→ **Entries supplied**
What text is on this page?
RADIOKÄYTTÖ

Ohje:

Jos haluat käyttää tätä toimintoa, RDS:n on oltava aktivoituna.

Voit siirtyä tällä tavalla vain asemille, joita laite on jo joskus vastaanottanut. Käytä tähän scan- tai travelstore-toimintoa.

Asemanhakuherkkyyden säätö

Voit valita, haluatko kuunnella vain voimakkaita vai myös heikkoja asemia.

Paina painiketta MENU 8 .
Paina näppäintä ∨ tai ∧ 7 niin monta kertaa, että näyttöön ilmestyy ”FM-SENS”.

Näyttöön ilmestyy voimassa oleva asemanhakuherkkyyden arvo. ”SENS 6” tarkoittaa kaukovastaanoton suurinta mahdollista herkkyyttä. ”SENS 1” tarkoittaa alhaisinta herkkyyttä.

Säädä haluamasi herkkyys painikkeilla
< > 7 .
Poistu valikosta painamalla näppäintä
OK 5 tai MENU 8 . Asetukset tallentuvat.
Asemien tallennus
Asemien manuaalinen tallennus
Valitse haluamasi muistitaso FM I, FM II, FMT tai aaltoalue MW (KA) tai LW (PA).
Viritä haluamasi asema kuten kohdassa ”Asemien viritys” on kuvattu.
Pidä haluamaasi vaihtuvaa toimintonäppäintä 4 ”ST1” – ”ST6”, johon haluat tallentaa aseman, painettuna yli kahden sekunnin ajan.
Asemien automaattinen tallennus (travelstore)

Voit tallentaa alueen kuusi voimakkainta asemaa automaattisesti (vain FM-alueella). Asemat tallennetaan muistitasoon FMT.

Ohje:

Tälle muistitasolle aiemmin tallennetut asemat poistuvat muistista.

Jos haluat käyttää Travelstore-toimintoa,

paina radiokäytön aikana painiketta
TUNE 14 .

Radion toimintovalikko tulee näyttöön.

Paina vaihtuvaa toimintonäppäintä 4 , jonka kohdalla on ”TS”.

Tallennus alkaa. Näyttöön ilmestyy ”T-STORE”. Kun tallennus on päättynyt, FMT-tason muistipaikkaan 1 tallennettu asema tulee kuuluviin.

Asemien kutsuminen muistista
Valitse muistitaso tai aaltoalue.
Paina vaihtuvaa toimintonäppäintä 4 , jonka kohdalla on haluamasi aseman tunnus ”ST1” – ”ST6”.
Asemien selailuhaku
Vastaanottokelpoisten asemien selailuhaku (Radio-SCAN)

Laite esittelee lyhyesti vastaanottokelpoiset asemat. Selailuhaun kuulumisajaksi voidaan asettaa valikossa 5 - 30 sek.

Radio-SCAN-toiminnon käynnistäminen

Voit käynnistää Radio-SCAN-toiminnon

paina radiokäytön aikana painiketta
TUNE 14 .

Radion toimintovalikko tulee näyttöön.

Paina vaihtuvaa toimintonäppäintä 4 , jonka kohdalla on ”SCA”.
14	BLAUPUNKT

→ **Directive**
Copy each line of the entries that includes the word "vaihtuvaa".

→ **Output**
Pidä haluamaasi vaihtuvaa toimintonäppäintä 4 ”ST1” – ”ST6”, johon haluat tallentaa aseman, painettuna yli kahden sekunnin ajan.
Paina vaihtuvaa toimintonäppäintä 4 , jonka kohdalla on ”TS”.
Paina vaihtuvaa toimintonäppäintä 4 , jonka kohdalla on haluamasi aseman tunnus ”ST1” – ”ST6”.
Paina vaihtuvaa toimintonäppäintä 4 , jonka kohdalla on ”SCA”.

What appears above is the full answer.